→ **SELECTED EXTRACT**:
+--

Soon it spread across the Atlantic to America, a country which was still there.
There are rumours around that this is Britain's revenge for the Boston Tea Party.
While The Beatles were in the USA they started to become influenced by the hippies - which were sort of American Wombles.
They experimented with a drug called LUZZD which made the user see and hear things that weren't really happening - a bit like Netflix.
Their music turned psychopathic.
Rather than churning out more simple love songs, thanks to psychopathic drugs, The Beatles began to sing about deeper, more meaningful things.
# We all live in a yellow submarine # Yellow submarine, yellow submarine.
# The Beatles created some incredible music whilst they were on drugs.
Did they not have dope testing back then? How come they weren't disqualified from the charts? Well, erm, as a matter of fact there were songs they did that the BBC, who in those days were most of the radio stations, thought were references to drug taking so they did ban them from the charts.
It's weird that The Beatles LSD songs are so happy, isn't it, because LSD isn't always a happy experience.
Like, my mate Paul met this Italian couple whilst he was backpacking and they invited him back to their room for a threesome.

+--

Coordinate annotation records
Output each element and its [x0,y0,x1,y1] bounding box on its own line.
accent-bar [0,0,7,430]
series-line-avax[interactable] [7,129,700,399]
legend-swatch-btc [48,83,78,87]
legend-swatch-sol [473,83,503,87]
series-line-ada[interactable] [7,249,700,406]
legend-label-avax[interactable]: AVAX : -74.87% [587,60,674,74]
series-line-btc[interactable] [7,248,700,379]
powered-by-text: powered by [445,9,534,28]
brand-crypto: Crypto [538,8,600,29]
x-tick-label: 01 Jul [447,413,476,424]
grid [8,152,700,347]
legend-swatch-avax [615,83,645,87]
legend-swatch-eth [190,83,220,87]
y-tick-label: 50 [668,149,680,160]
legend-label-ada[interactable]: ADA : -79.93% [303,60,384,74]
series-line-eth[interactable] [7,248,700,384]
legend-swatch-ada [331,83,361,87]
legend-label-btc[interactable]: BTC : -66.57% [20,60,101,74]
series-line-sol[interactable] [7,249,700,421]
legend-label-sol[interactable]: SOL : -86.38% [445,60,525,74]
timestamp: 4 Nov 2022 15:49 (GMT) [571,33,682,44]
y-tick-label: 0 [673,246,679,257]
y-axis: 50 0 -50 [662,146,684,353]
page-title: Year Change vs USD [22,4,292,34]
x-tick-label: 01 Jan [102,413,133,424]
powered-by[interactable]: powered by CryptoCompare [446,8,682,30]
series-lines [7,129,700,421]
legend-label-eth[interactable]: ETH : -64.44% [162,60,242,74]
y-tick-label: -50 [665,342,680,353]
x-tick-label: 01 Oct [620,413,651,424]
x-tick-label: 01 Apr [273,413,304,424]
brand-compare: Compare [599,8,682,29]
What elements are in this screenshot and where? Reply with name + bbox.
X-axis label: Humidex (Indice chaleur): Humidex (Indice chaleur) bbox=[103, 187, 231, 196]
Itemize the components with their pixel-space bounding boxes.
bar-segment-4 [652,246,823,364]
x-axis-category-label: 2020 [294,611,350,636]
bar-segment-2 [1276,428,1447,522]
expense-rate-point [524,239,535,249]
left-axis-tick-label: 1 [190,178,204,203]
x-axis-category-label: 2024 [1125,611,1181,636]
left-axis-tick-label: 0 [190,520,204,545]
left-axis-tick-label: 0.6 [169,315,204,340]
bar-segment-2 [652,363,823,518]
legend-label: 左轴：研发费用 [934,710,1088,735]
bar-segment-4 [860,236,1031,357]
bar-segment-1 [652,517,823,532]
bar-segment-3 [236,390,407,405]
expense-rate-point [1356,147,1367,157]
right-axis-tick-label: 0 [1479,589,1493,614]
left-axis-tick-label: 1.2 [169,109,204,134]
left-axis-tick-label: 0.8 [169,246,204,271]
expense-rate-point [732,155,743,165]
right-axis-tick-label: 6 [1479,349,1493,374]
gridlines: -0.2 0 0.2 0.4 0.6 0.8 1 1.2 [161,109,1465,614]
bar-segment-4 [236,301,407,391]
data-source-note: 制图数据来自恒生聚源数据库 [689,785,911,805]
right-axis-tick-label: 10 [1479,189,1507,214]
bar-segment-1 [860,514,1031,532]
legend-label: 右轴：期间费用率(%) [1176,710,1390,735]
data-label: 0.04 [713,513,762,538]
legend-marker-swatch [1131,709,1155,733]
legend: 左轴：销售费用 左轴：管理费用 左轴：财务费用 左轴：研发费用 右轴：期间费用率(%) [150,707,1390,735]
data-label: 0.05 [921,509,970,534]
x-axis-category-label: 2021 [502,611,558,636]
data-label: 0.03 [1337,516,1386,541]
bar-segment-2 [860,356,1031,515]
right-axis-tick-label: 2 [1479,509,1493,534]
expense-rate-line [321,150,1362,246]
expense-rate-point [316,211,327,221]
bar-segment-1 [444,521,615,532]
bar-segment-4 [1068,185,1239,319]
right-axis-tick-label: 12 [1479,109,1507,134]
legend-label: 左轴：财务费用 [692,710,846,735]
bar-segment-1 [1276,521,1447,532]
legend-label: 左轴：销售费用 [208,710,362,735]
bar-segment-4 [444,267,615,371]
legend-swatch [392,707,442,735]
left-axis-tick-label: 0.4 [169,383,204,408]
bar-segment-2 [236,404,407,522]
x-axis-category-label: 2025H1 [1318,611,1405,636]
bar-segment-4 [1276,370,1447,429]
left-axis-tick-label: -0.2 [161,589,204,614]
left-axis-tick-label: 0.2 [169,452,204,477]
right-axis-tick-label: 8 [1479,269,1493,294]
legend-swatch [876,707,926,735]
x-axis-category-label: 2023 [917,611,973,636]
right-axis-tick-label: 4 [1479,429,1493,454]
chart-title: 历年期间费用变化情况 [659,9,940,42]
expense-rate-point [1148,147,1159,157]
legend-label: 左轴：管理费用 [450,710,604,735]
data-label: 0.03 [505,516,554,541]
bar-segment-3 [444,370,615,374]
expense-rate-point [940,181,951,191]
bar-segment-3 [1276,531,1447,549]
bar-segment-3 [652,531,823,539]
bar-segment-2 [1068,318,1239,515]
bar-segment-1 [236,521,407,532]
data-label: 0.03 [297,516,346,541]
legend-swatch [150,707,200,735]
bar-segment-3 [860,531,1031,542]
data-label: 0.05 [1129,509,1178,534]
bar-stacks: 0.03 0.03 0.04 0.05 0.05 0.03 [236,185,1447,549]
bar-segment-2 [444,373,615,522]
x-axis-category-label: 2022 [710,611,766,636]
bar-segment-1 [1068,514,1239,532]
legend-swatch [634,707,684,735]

+--

→ **WORK INSTRUCTIONS**: In the passage about The Beatles above, rewrite the paragraph beginning "Did they not have dope testing back then?" more briefly, keeping its main facts.

→ **SOLUTION FOR THIS PROBLEM**: Were The Beatles ever penalized for drug references? Yes. The BBC, which then ran most of the radio stations, banned some of their songs from the charts because it considered them references to drug taking.